(YOUR TASK): All of the data that follows should be retyped exactly, please, except the pictures.

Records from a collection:

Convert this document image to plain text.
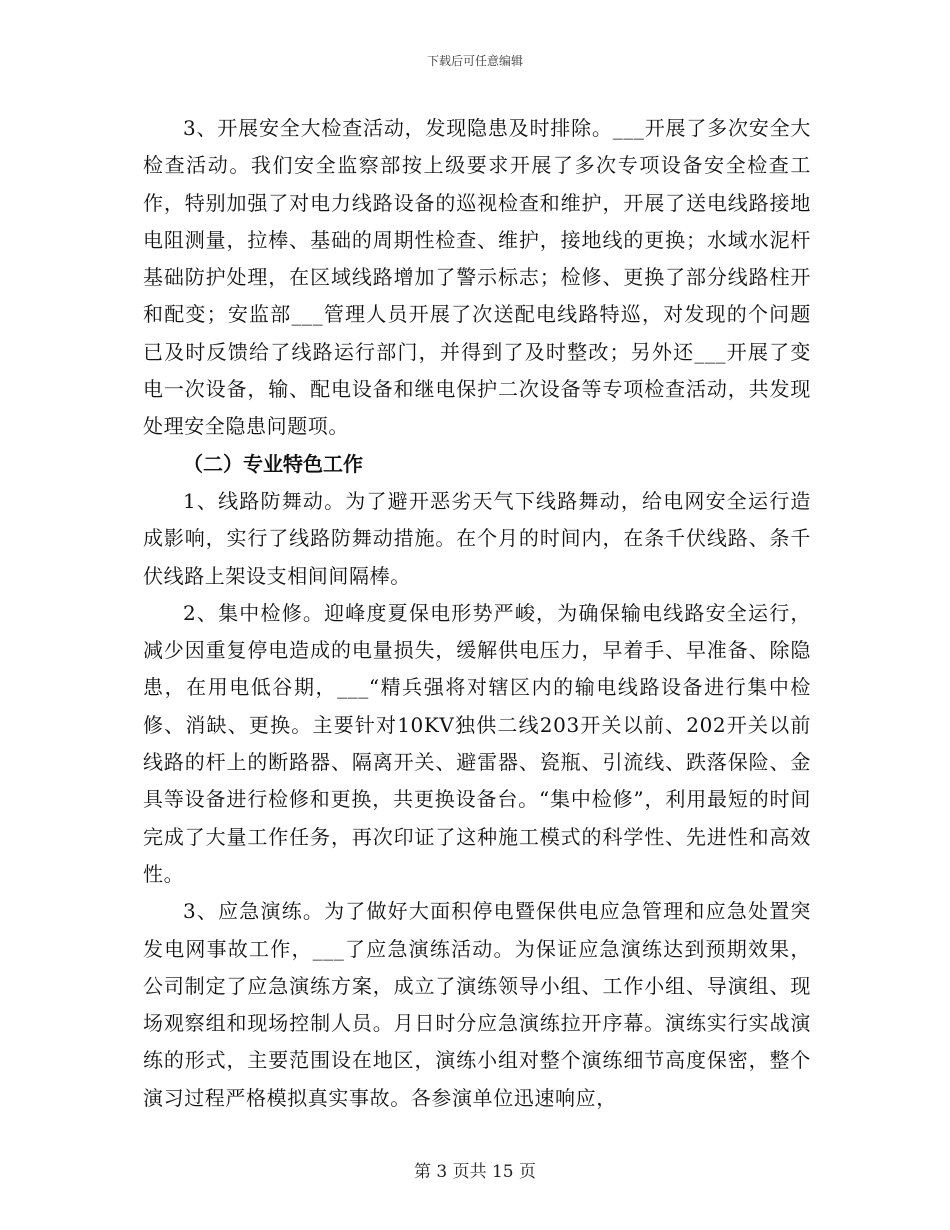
下载后可任意编辑

3、开展安全大检查活动，发现隐患及时排除。___开展了多次安全大检查活动。我们安全监察部按上级要求开展了多次专项设备安全检查工作，特别加强了对电力线路设备的巡视检查和维护，开展了送电线路接地电阻测量，拉棒、基础的周期性检查、维护，接地线的更换；水域水泥杆基础防护处理，在区域线路增加了警示标志；检修、更换了部分线路柱开和配变；安监部___管理人员开展了次送配电线路特巡，对发现的个问题已及时反馈给了线路运行部门，并得到了及时整改；另外还___开展了变电一次设备，输、配电设备和继电保护二次设备等专项检查活动，共发现处理安全隐患问题项。

（二）专业特色工作

1、线路防舞动。为了避开恶劣天气下线路舞动，给电网安全运行造成影响，实行了线路防舞动措施。在个月的时间内，在条千伏线路、条千伏线路上架设支相间间隔棒。

2、集中检修。迎峰度夏保电形势严峻，为确保输电线路安全运行，减少因重复停电造成的电量损失，缓解供电压力，早着手、早准备、除隐患，在用电低谷期，___“精兵强将对辖区内的输电线路设备进行集中检修、消缺、更换。主要针对10KV独供二线203开关以前、202开关以前线路的杆上的断路器、隔离开关、避雷器、瓷瓶、引流线、跌落保险、金具等设备进行检修和更换，共更换设备台。“集中检修”，利用最短的时间完成了大量工作任务，再次印证了这种施工模式的科学性、先进性和高效性。

3、应急演练。为了做好大面积停电暨保供电应急管理和应急处置突发电网事故工作，___了应急演练活动。为保证应急演练达到预期效果，公司制定了应急演练方案，成立了演练领导小组、工作小组、导演组、现场观察组和现场控制人员。月日时分应急演练拉开序幕。演练实行实战演练的形式，主要范围设在地区，演练小组对整个演练细节高度保密，整个演习过程严格模拟真实事故。各参演单位迅速响应，

第 3 页共 15 页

(THE RESPONSE):
Convert this document image to plain text.
下载后可任意编辑

3、开展安全大检查活动，发现隐患及时排除。___开展了多次安全大检查活动。我们安全监察部按上级要求开展了多次专项设备安全检查工作，特别加强了对电力线路设备的巡视检查和维护，开展了送电线路接地电阻测量，拉棒、基础的周期性检查、维护，接地线的更换；水域水泥杆基础防护处理，在区域线路增加了警示标志；检修、更换了部分线路柱开和配变；安监部___管理人员开展了次送配电线路特巡，对发现的个问题已及时反馈给了线路运行部门，并得到了及时整改；另外还___开展了变电一次设备，输、配电设备和继电保护二次设备等专项检查活动，共发现处理安全隐患问题项。

（二）专业特色工作

1、线路防舞动。为了避开恶劣天气下线路舞动，给电网安全运行造成影响，实行了线路防舞动措施。在个月的时间内，在条千伏线路、条千伏线路上架设支相间间隔棒。

2、集中检修。迎峰度夏保电形势严峻，为确保输电线路安全运行，减少因重复停电造成的电量损失，缓解供电压力，早着手、早准备、除隐患，在用电低谷期，___“精兵强将对辖区内的输电线路设备进行集中检修、消缺、更换。主要针对10KV独供二线203开关以前、202开关以前线路的杆上的断路器、隔离开关、避雷器、瓷瓶、引流线、跌落保险、金具等设备进行检修和更换，共更换设备台。“集中检修”，利用最短的时间完成了大量工作任务，再次印证了这种施工模式的科学性、先进性和高效性。

3、应急演练。为了做好大面积停电暨保供电应急管理和应急处置突发电网事故工作，___了应急演练活动。为保证应急演练达到预期效果，公司制定了应急演练方案，成立了演练领导小组、工作小组、导演组、现场观察组和现场控制人员。月日时分应急演练拉开序幕。演练实行实战演练的形式，主要范围设在地区，演练小组对整个演练细节高度保密，整个演习过程严格模拟真实事故。各参演单位迅速响应，

第 3 页共 15 页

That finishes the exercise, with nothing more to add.